Provided material —
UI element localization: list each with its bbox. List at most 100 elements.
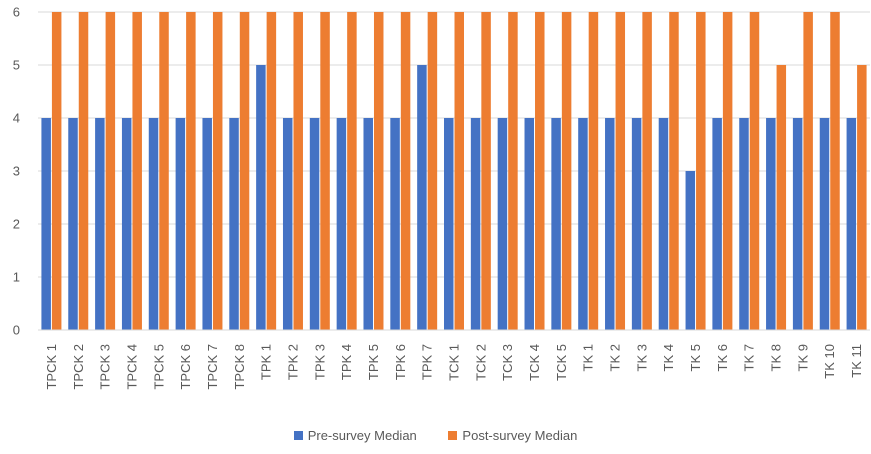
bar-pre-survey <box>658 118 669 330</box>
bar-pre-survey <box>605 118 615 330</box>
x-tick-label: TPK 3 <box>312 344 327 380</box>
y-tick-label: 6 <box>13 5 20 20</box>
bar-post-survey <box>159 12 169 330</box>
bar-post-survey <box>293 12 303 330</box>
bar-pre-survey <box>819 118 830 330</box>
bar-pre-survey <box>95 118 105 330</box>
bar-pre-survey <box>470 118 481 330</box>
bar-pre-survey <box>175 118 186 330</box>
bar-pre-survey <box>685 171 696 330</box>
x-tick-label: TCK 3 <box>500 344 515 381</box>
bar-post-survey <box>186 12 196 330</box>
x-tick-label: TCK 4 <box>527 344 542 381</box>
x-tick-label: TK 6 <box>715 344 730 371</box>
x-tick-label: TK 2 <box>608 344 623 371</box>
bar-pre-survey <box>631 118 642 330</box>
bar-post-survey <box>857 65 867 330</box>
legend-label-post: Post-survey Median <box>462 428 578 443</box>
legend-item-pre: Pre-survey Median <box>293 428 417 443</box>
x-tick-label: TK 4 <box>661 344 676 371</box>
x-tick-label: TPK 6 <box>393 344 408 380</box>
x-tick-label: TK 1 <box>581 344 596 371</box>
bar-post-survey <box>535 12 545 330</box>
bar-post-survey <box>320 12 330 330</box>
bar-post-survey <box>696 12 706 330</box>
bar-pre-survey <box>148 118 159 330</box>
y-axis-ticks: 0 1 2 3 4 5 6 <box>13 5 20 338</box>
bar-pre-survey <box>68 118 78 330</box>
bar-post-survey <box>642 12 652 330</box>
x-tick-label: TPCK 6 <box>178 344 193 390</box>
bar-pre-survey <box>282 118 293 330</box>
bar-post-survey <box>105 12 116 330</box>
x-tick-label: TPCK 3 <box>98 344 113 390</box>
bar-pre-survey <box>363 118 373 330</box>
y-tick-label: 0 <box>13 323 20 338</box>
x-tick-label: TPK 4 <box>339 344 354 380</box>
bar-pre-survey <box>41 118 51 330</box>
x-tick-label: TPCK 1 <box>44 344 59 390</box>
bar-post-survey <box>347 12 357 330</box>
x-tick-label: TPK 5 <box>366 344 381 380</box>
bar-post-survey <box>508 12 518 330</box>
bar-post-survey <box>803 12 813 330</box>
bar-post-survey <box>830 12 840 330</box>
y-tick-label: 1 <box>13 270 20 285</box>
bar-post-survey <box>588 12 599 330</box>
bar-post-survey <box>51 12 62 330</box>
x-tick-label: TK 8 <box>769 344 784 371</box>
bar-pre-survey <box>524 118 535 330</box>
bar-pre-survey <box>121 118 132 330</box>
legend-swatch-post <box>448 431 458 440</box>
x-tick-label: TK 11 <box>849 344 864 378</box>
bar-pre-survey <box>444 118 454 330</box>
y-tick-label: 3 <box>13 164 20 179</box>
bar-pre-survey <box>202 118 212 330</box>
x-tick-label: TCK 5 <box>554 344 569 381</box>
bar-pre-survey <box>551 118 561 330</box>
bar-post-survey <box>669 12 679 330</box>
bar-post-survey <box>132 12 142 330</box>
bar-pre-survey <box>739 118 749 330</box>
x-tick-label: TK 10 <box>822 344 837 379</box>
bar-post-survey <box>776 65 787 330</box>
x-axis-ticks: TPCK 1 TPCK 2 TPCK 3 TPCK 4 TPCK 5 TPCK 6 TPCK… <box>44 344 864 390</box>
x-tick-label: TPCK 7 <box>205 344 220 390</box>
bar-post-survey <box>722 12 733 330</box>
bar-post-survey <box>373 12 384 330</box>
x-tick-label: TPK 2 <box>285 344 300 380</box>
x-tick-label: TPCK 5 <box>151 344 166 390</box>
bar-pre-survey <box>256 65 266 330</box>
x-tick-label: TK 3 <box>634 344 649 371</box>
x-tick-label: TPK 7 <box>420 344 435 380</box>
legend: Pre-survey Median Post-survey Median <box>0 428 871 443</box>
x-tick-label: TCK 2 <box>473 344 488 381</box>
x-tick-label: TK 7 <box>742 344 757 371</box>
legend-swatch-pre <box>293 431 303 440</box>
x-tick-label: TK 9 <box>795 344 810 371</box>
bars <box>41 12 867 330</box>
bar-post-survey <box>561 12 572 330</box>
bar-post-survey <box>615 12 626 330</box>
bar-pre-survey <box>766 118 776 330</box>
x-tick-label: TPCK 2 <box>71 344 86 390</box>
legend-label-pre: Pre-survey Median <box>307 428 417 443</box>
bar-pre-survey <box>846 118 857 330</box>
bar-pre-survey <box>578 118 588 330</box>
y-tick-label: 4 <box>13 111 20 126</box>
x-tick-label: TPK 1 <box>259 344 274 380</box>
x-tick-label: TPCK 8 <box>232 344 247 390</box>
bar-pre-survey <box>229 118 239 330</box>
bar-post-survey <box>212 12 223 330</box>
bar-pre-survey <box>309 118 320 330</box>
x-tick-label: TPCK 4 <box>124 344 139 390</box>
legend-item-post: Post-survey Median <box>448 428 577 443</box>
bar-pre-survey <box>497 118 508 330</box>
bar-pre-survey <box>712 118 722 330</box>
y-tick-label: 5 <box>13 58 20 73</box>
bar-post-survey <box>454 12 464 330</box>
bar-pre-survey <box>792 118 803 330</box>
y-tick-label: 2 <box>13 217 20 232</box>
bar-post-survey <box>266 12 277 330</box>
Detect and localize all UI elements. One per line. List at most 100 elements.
...
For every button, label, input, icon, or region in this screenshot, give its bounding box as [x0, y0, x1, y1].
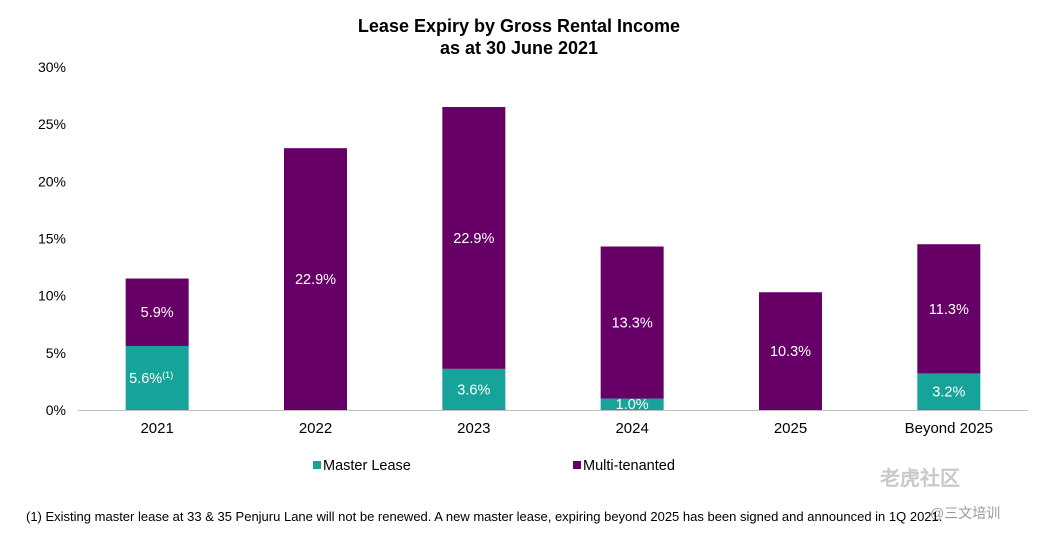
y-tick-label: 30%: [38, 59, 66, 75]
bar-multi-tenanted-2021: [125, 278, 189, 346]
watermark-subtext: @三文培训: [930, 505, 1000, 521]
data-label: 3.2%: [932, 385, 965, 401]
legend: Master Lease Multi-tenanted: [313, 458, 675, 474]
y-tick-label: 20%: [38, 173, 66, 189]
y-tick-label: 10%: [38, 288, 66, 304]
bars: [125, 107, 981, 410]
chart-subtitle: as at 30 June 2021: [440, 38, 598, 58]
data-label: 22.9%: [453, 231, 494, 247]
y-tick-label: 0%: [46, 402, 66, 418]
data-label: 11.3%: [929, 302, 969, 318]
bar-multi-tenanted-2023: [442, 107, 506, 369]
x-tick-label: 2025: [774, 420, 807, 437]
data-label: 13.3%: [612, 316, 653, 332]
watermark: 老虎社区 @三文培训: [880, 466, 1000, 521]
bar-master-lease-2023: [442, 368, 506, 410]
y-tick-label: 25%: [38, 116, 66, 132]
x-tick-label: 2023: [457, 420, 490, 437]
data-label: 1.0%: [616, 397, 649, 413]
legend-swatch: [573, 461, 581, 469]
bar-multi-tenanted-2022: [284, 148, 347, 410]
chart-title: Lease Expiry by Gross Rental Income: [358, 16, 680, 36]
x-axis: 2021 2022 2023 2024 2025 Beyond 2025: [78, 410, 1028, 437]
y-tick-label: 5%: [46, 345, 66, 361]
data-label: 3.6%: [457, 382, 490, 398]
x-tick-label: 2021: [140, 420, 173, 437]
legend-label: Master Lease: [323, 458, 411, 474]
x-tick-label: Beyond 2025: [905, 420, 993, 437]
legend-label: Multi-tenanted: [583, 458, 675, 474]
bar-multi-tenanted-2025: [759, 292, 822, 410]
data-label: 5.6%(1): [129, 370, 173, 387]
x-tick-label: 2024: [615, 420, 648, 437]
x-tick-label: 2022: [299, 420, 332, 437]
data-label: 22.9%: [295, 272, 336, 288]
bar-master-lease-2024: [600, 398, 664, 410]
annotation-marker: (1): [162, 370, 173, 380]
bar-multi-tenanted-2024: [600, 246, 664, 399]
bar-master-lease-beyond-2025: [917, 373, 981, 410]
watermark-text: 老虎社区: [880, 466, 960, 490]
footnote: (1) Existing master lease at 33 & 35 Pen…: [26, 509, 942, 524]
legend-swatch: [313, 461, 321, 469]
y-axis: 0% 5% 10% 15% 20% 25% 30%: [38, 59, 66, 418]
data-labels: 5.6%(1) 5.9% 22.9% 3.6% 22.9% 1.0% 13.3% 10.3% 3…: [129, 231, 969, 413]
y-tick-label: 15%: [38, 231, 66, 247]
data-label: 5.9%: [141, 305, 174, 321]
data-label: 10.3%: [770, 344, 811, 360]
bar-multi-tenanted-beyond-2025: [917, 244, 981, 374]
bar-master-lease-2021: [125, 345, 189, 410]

Goal — Copy the records word for word, from the line that contains "bar-pre-survey <box>658 118 669 330</box>" through the line that contains "bar-pre-survey <box>95 118 105 330</box>", with both of those lines included.

Task result —
bar-pre-survey <box>658 118 669 330</box>
bar-pre-survey <box>605 118 615 330</box>
x-tick-label: TPK 3 <box>312 344 327 380</box>
y-tick-label: 6 <box>13 5 20 20</box>
bar-post-survey <box>159 12 169 330</box>
bar-post-survey <box>293 12 303 330</box>
bar-pre-survey <box>819 118 830 330</box>
bar-pre-survey <box>95 118 105 330</box>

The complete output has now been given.